§ **Written exercise 1**
Name every person who left a comment on the question in the Python list-comparison thread below.
§ **Written exercise 2**
In the Python list-comparison thread below, what error message does the script produce when it is run?
§ **Written exercise 3**
Resume the Python list-comparison thread below, picking up right after its last line.

§ **Page excerpt**
1

I'm very new to Python. I need to compare two lists of words and detect those words in one list which are not in the other. Here are two test files

big_list.txt

[coin, co-operate, accurate, achieve, adapt, adjust, admire, admission, enter, advance, adventure, aeroplane, plane, affair, aim, objective, annual, approach, approve, argument]

small_list.txt

[coin, co-operate,  football, accurate, achieve, adapt, amazing, adjust, admire, admission, enter, advance, breakfast]

with this expected output

[football, amazing, breakfast] 

I have a pretty simple Python script here

from sys import argv
big_list, small_list = argv
blist = open(big_list).read()
slist = open(small_list).read()
dlist = [item for item in slist if item not in blist]
diff_list = open(dlist, 'w').write()
diff_list.close()

but when run it returns this error message

roy@medea:~/e2tw/list_comparison$ python file_comp1.py big_list.txt small_list.txt
  Traceback (most recent call last):
       File "file_comp1.py", line 3, in <module>
          big_list, small_list = argv
   ValueError: too many values to unpack
Mureinik
  • 297,002
  • 52
  • 306
  • 350
RoyS
  • 1,439
  • 2
  • 14
  • 21
  • Side-note: WTH is going on with those last lines? You're opening a `list`, `write`-ing nothing to it, storing the return from `write` (hint: Not a file object), then `close`-ing the non-file. Also, `read`ing files with Python `list` literals in them doesn't create `list`s. You'll need `ast.literal_eval` to convert strings in Python literal form to actual Python objects instead of raw bytes. – ShadowRanger Jun 04 '16 at 09:32
  • As you are very new to python, I think we should not downvote your question. Look at my answer suggested, I think this code should have enough boilerplate to help you write solid code and further experiment with your tasks. If there are errors please comment, I will correct. Thanks. – Dilettant Jun 04 '16 at 09:46
  • 2
    @ShadowRanger Your observations are very valid. Of note is that OP's file content cannot be evaluated directly with `ast` because the items in the list are not string literals. – Moses Koledoye Jun 04 '16 at 10:01
  • @MosesKoledoye: Depends on whether the question's described format is accurate. The desired end result isn't representable in Python either (aside from terrible manual formatting), so it's possible it's "pseudodata". – ShadowRanger Jun 04 '16 at 13:33

4 Answers4

4

Try:

big_list, small_list = argv[1:]

Why? Because three parameters will be passed to your script by default, with argv[0] being the script name

P.S. In your last two lines, there is a bug waiting to go off. You can't pass a list as a reference to a file object. You should do this instead:

output_file = open("filename.txt", "w")

§ **Stored data**
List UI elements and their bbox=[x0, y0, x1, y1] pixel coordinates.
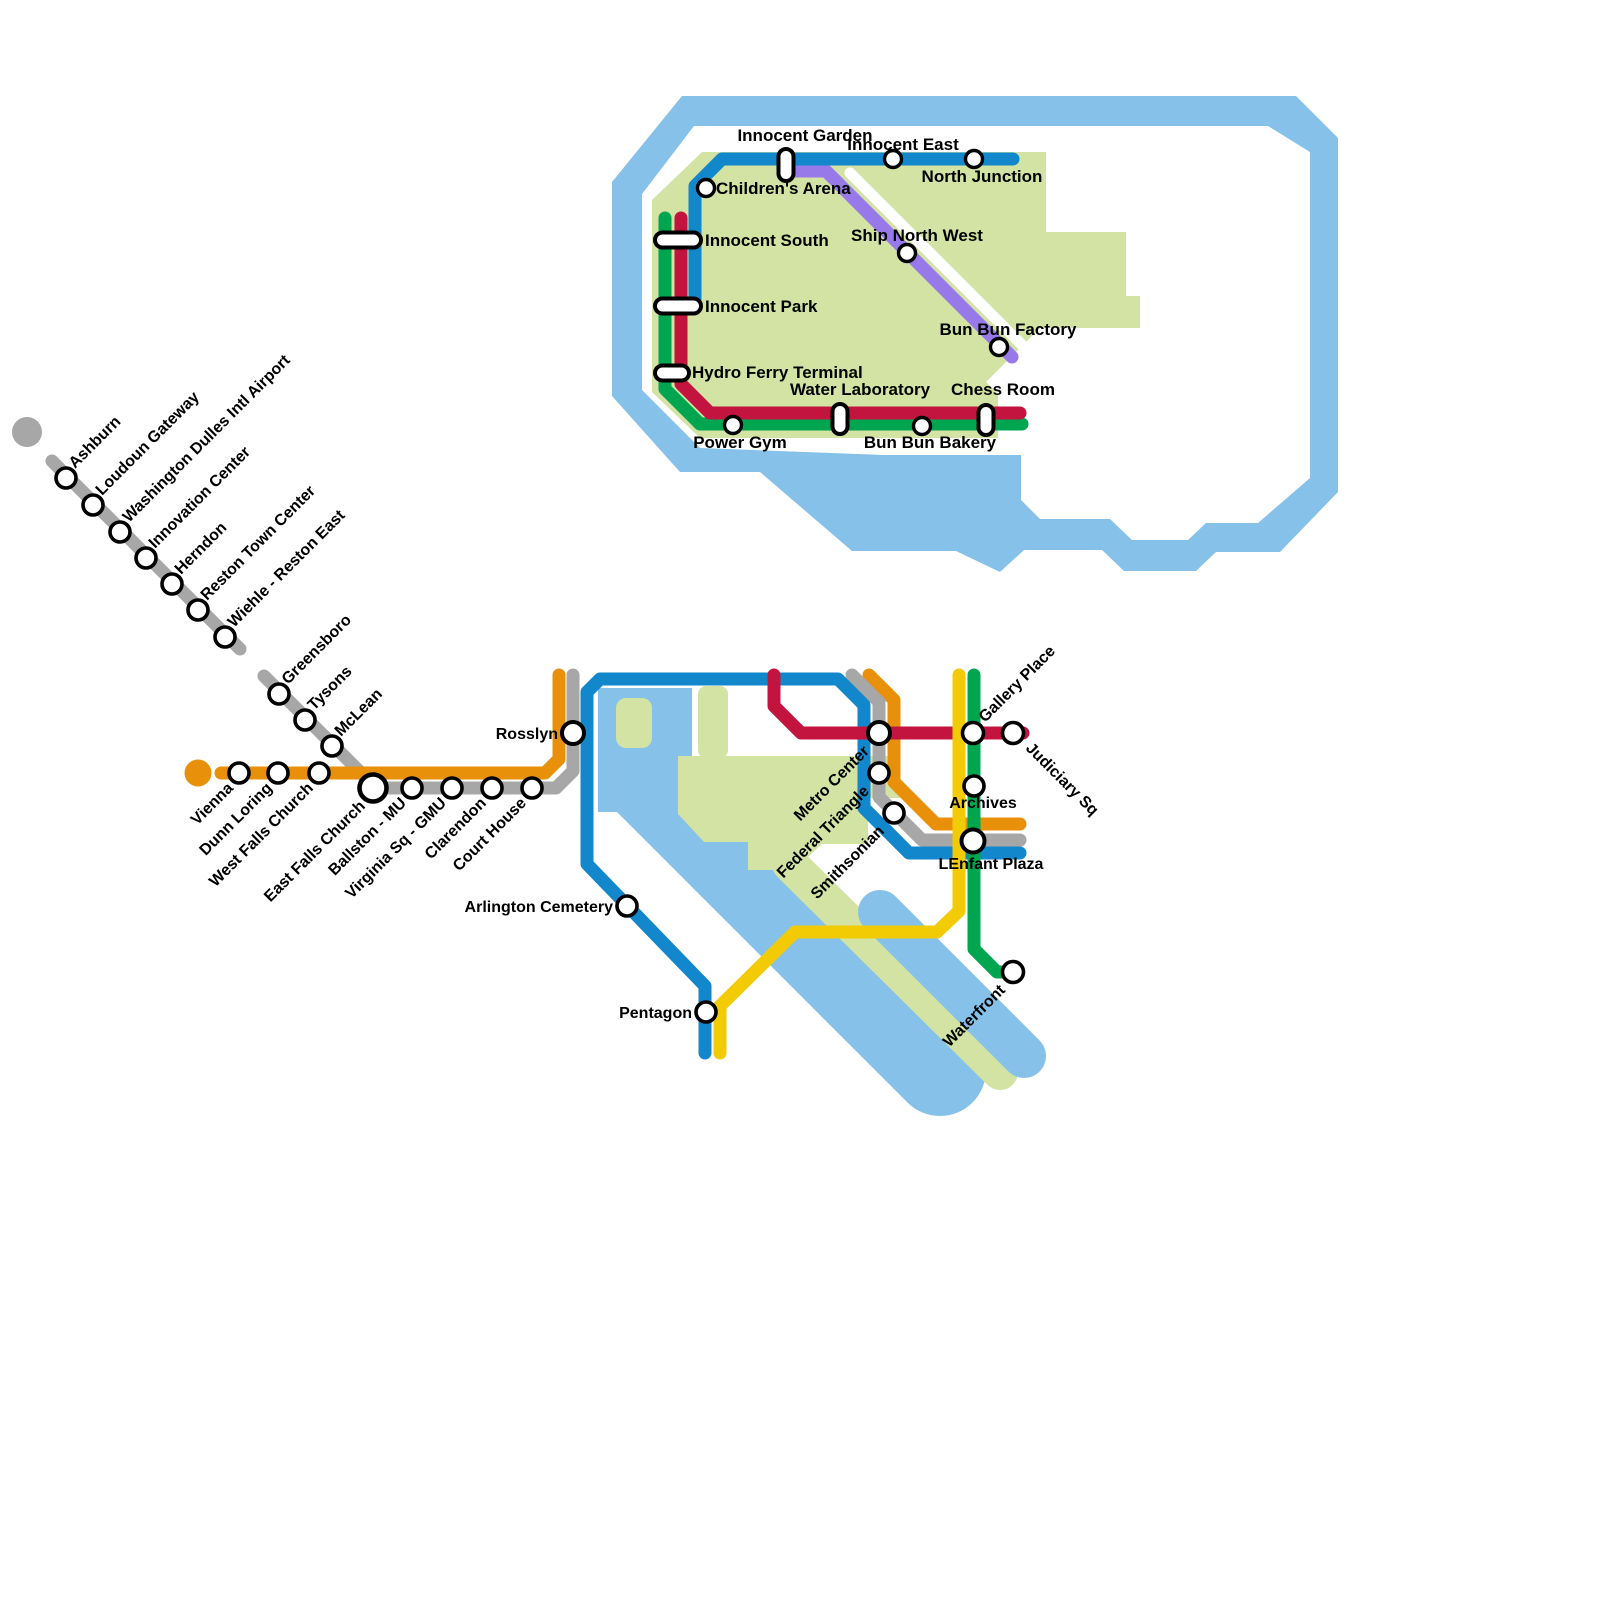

§ **Final answer 1**
ShadowRanger, Dilettant, Moses Koledoye

§ **Final answer 2**
ValueError: too many values to unpack

§ **Final answer 3**
output_file.write("[%s]" % ", ".join(dlist))
output_file.close()
Moses Koledoye
  • 77,341
  • 8
  • 133
  • 139
1

argv[0] contains the name of the python script being run (analogous to the way C's argv[0] has the executable name). You obviously cannot assgin three values (['file_comp1.py', 'big_list.txt', 'small_list.txt']) into two variables. You could, e.g., slice argv to get only the second argument and onwards:

big_list, small_list = argv[1:]
Mureinik
  • 297,002
  • 52
  • 306
  • 350
0

Try at least(Please look at the second code snippet for a real fully working answer):

from sys import argv
big_list, small_list = argv[-2:]
blist = open(big_list).read()
slist = open(small_list).read()
dlist = [item for item in slist if item not in blist]
diff_list = open(dlist, 'w').write()
diff_list.close()

The first entry will always be your script itself, but there are many things not working as others partially pointed already out. Look below working code :-) to get you going.

You can also use [1:] which is more widely used to ignore the first entry at index 0 and take all the rest. In hackish/rookie code I prefer the explicit -"number of expected" parameters though.

But maybe better write something like this to get going:

#! /usr/bin/env python
from __future__ import print_function
import sys


def read_list_from_file(a_path):
    """Simple parser transforming a [a, b,] text in file
    at a_path into a list."""
    return [z.strip() for z in open(a_path, 'rt').read().strip('[]').split(',')]


def a_not_in_b_list(a_seq, b_seq):
    """Return the list of entries in a_seq but not in b_seq."""
    return [item for item in a_seq if item not in b_seq]


def main():
    """Drive the diff."""
    if len(sys.argv) == 3:
        big_list, small_list = sys.argv[1:]
    else:
        print("Usage:", __file__, "<big-list-file> <small-list-file>")
        return 2
    # Do something with the file names given here
    b_list = read_list_from_file(big_list)
    s_list = read_list_from_file(small_list)

    with open('diff_list.txt', 'w') as f:
        f.write('%s\n' % (repr(a_not_in_b_list(s_list, b_list)),))


if __name__ == '__main__':
    sys.exit(main())

Running this on your text files gives in diff_list.txt:

['football', 'amazing', 'breakfast']
Dilettant
  • 3,267
  • 3
  • 29
  • 29
0
from sys import argv
big_list = argv[1]
small_list = argv[2]
blist = open(big_list).read()
slist = open(small_list).read()
dlist = [item for item in slist if item not in blist]
diff_list = open(dlist, 'w').write()
diff_list.close()

Check out this answer on how to use argv.Using argv

argv[0] is the script name.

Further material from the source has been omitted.